§ WRITTEN PROBLEM: In the entries that follow, how many lines hold the string "feladatok"? Give only that number.

§ DATA SUPPLIED:
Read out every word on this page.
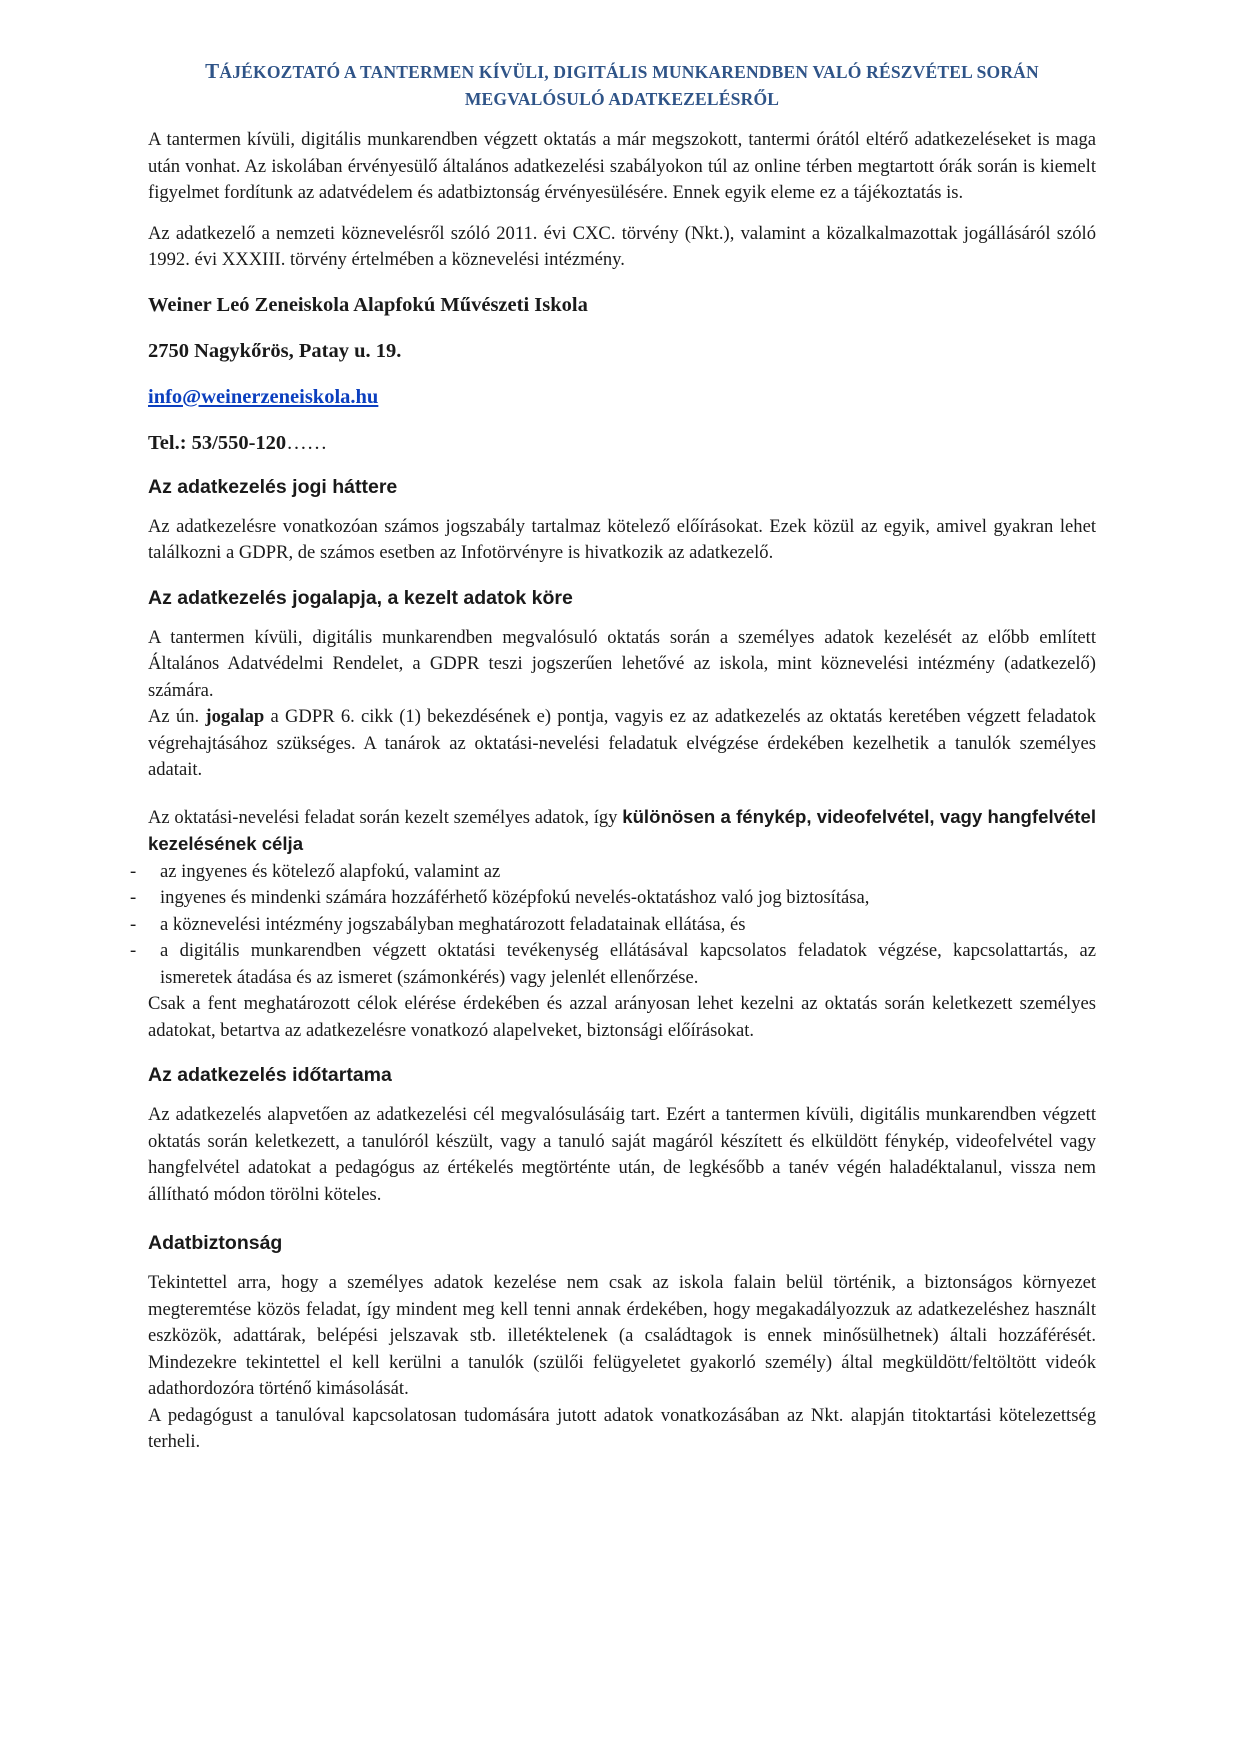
TÁJÉKOZTATÓ A TANTERMEN KÍVÜLI, DIGITÁLIS MUNKARENDBEN VALÓ RÉSZVÉTEL SORÁN
MEGVALÓSULÓ ADATKEZELÉSRŐL

A tantermen kívüli, digitális munkarendben végzett oktatás a már megszokott, tantermi órától eltérő adatkezeléseket is maga után vonhat. Az iskolában érvényesülő általános adatkezelési szabályokon túl az online térben megtartott órák során is kiemelt figyelmet fordítunk az adatvédelem és adatbiztonság érvényesülésére. Ennek egyik eleme ez a tájékoztatás is.

Az adatkezelő a nemzeti köznevelésről szóló 2011. évi CXC. törvény (Nkt.), valamint a közalkalmazottak jogállásáról szóló 1992. évi XXXIII. törvény értelmében a köznevelési intézmény.

Weiner Leó Zeneiskola Alapfokú Művészeti Iskola

2750 Nagykőrös, Patay u. 19.

info@weinerzeneiskola.hu

Tel.: 53/550-120……

Az adatkezelés jogi háttere

Az adatkezelésre vonatkozóan számos jogszabály tartalmaz kötelező előírásokat. Ezek közül az egyik, amivel gyakran lehet találkozni a GDPR, de számos esetben az Infotörvényre is hivatkozik az adatkezelő.

Az adatkezelés jogalapja, a kezelt adatok köre

A tantermen kívüli, digitális munkarendben megvalósuló oktatás során a személyes adatok kezelését az előbb említett Általános Adatvédelmi Rendelet, a GDPR teszi jogszerűen lehetővé az iskola, mint köznevelési intézmény (adatkezelő) számára.

Az ún. jogalap a GDPR 6. cikk (1) bekezdésének e) pontja, vagyis ez az adatkezelés az oktatás keretében végzett feladatok végrehajtásához szükséges. A tanárok az oktatási-nevelési feladatuk elvégzése érdekében kezelhetik a tanulók személyes adatait.

Az oktatási-nevelési feladat során kezelt személyes adatok, így különösen a fénykép, videofelvétel, vagy hangfelvétel kezelésének célja

- az ingyenes és kötelező alapfokú, valamint az
- ingyenes és mindenki számára hozzáférhető középfokú nevelés-oktatáshoz való jog biztosítása,
- a köznevelési intézmény jogszabályban meghatározott feladatainak ellátása, és
- a digitális munkarendben végzett oktatási tevékenység ellátásával kapcsolatos feladatok végzése, kapcsolattartás, az ismeretek átadása és az ismeret (számonkérés) vagy jelenlét ellenőrzése.

Csak a fent meghatározott célok elérése érdekében és azzal arányosan lehet kezelni az oktatás során keletkezett személyes adatokat, betartva az adatkezelésre vonatkozó alapelveket, biztonsági előírásokat.

Az adatkezelés időtartama

Az adatkezelés alapvetően az adatkezelési cél megvalósulásáig tart. Ezért a tantermen kívüli, digitális munkarendben végzett oktatás során keletkezett, a tanulóról készült, vagy a tanuló saját magáról készített és elküldött fénykép, videofelvétel vagy hangfelvétel adatokat a pedagógus az értékelés megtörténte után, de legkésőbb a tanév végén haladéktalanul, vissza nem állítható módon törölni köteles.

Adatbiztonság

Tekintettel arra, hogy a személyes adatok kezelése nem csak az iskola falain belül történik, a biztonságos környezet megteremtése közös feladat, így mindent meg kell tenni annak érdekében, hogy megakadályozzuk az adatkezeléshez használt eszközök, adattárak, belépési jelszavak stb. illetéktelenek (a családtagok is ennek minősülhetnek) általi hozzáférését. Mindezekre tekintettel el kell kerülni a tanulók (szülői felügyeletet gyakorló személy) által megküldött/feltöltött videók adathordozóra történő kimásolását.

A pedagógust a tanulóval kapcsolatosan tudomására jutott adatok vonatkozásában az Nkt. alapján titoktartási kötelezettség terheli.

§ EXERCISE SOLUTION: 2